[Working data start]

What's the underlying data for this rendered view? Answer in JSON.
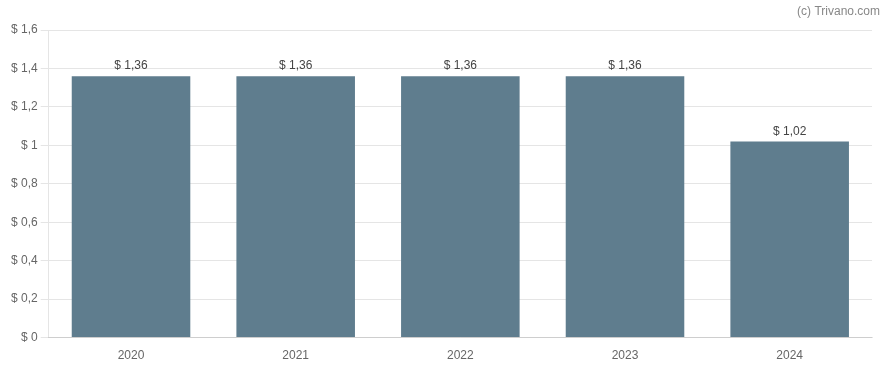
{
  "chart_data": {
    "type": "bar",
    "categories": [
      "2020",
      "2021",
      "2022",
      "2023",
      "2024"
    ],
    "values": [
      1.36,
      1.36,
      1.36,
      1.36,
      1.02
    ],
    "value_labels": [
      "$ 1,36",
      "$ 1,36",
      "$ 1,36",
      "$ 1,36",
      "$ 1,02"
    ],
    "data_labels": true,
    "color": "#5f7d8e",
    "ylim": [
      0,
      1.6
    ],
    "yticks": [
      {
        "value": 0,
        "label": "$ 0"
      },
      {
        "value": 0.2,
        "label": "$ 0,2"
      },
      {
        "value": 0.4,
        "label": "$ 0,4"
      },
      {
        "value": 0.6,
        "label": "$ 0,6"
      },
      {
        "value": 0.8,
        "label": "$ 0,8"
      },
      {
        "value": 1.0,
        "label": "$ 1"
      },
      {
        "value": 1.2,
        "label": "$ 1,2"
      },
      {
        "value": 1.4,
        "label": "$ 1,4"
      },
      {
        "value": 1.6,
        "label": "$ 1,6"
      }
    ],
    "grid": true,
    "annotations": [
      "(c) Trivano.com"
    ]
  }
}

[Working data end]

Your copy should match the records word for word, with the pictures removed.

What's the underlying data for this rendered view? Answer in JSON.
{
  "chart_data": {
    "type": "bar",
    "categories": [
      "2020",
      "2021",
      "2022",
      "2023",
      "2024"
    ],
    "values": [
      1.36,
      1.36,
      1.36,
      1.36,
      1.02
    ],
    "value_labels": [
      "$ 1,36",
      "$ 1,36",
      "$ 1,36",
      "$ 1,36",
      "$ 1,02"
    ],
    "data_labels": true,
    "color": "#5f7d8e",
    "ylim": [
      0,
      1.6
    ],
    "yticks": [
      {
        "value": 0,
        "label": "$ 0"
      },
      {
        "value": 0.2,
        "label": "$ 0,2"
      },
      {
        "value": 0.4,
        "label": "$ 0,4"
      },
      {
        "value": 0.6,
        "label": "$ 0,6"
      },
      {
        "value": 0.8,
        "label": "$ 0,8"
      },
      {
        "value": 1.0,
        "label": "$ 1"
      },
      {
        "value": 1.2,
        "label": "$ 1,2"
      },
      {
        "value": 1.4,
        "label": "$ 1,4"
      },
      {
        "value": 1.6,
        "label": "$ 1,6"
      }
    ],
    "grid": true,
    "annotations": [
      "(c) Trivano.com"
    ]
  }
}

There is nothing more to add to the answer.